#### Exercise
Reproduce all of the data exactly, with no line skipped.

◇ ◇ ◇ ◇

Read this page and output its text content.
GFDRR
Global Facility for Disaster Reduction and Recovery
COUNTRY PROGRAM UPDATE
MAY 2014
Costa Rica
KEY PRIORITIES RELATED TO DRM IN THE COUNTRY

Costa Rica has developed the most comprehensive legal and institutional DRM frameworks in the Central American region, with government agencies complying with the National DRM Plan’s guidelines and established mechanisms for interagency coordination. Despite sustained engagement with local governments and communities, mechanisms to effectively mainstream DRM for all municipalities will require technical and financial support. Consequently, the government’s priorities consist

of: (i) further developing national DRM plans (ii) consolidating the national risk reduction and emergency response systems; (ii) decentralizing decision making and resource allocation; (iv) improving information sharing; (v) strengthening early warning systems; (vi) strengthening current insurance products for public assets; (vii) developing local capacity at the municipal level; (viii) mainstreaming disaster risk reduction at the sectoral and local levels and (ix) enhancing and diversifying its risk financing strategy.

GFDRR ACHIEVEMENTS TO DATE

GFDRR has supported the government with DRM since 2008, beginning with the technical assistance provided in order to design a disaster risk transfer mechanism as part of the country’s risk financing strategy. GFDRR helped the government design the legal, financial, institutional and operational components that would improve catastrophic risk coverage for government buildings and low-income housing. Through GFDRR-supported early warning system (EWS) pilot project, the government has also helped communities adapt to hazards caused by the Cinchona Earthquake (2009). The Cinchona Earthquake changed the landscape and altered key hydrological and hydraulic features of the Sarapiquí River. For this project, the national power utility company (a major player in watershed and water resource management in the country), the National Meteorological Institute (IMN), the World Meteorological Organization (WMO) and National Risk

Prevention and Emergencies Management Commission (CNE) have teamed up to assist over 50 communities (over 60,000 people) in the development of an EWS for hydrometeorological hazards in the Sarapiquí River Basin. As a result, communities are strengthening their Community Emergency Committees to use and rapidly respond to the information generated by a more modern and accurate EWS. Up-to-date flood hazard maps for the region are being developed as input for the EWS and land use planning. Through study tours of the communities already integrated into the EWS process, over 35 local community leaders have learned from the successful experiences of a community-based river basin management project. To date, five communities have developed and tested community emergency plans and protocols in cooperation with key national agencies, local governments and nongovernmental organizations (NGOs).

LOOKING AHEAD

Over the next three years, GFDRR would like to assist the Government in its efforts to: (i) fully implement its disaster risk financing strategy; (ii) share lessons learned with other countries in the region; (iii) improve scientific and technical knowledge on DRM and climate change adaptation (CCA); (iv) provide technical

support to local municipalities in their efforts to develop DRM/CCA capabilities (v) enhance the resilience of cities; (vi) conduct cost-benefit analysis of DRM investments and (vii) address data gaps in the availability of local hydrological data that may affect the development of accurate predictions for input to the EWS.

◇ ◇ ◇ ◇

#### Exercise response
Read this page and output its text content.
GFDRR
Global Facility for Disaster Reduction and Recovery
COUNTRY PROGRAM UPDATE
MAY 2014
Costa Rica
KEY PRIORITIES RELATED TO DRM IN THE COUNTRY

Costa Rica has developed the most comprehensive legal and institutional DRM frameworks in the Central American region, with government agencies complying with the National DRM Plan’s guidelines and established mechanisms for interagency coordination. Despite sustained engagement with local governments and communities, mechanisms to effectively mainstream DRM for all municipalities will require technical and financial support. Consequently, the government’s priorities consist

of: (i) further developing national DRM plans (ii) consolidating the national risk reduction and emergency response systems; (ii) decentralizing decision making and resource allocation; (iv) improving information sharing; (v) strengthening early warning systems; (vi) strengthening current insurance products for public assets; (vii) developing local capacity at the municipal level; (viii) mainstreaming disaster risk reduction at the sectoral and local levels and (ix) enhancing and diversifying its risk financing strategy.

GFDRR ACHIEVEMENTS TO DATE

GFDRR has supported the government with DRM since 2008, beginning with the technical assistance provided in order to design a disaster risk transfer mechanism as part of the country’s risk financing strategy. GFDRR helped the government design the legal, financial, institutional and operational components that would improve catastrophic risk coverage for government buildings and low-income housing. Through GFDRR-supported early warning system (EWS) pilot project, the government has also helped communities adapt to hazards caused by the Cinchona Earthquake (2009). The Cinchona Earthquake changed the landscape and altered key hydrological and hydraulic features of the Sarapiquí River. For this project, the national power utility company (a major player in watershed and water resource management in the country), the National Meteorological Institute (IMN), the World Meteorological Organization (WMO) and National Risk

Prevention and Emergencies Management Commission (CNE) have teamed up to assist over 50 communities (over 60,000 people) in the development of an EWS for hydrometeorological hazards in the Sarapiquí River Basin. As a result, communities are strengthening their Community Emergency Committees to use and rapidly respond to the information generated by a more modern and accurate EWS. Up-to-date flood hazard maps for the region are being developed as input for the EWS and land use planning. Through study tours of the communities already integrated into the EWS process, over 35 local community leaders have learned from the successful experiences of a community-based river basin management project. To date, five communities have developed and tested community emergency plans and protocols in cooperation with key national agencies, local governments and nongovernmental organizations (NGOs).

LOOKING AHEAD

Over the next three years, GFDRR would like to assist the Government in its efforts to: (i) fully implement its disaster risk financing strategy; (ii) share lessons learned with other countries in the region; (iii) improve scientific and technical knowledge on DRM and climate change adaptation (CCA); (iv) provide technical

support to local municipalities in their efforts to develop DRM/CCA capabilities (v) enhance the resilience of cities; (vi) conduct cost-benefit analysis of DRM investments and (vii) address data gaps in the availability of local hydrological data that may affect the development of accurate predictions for input to the EWS.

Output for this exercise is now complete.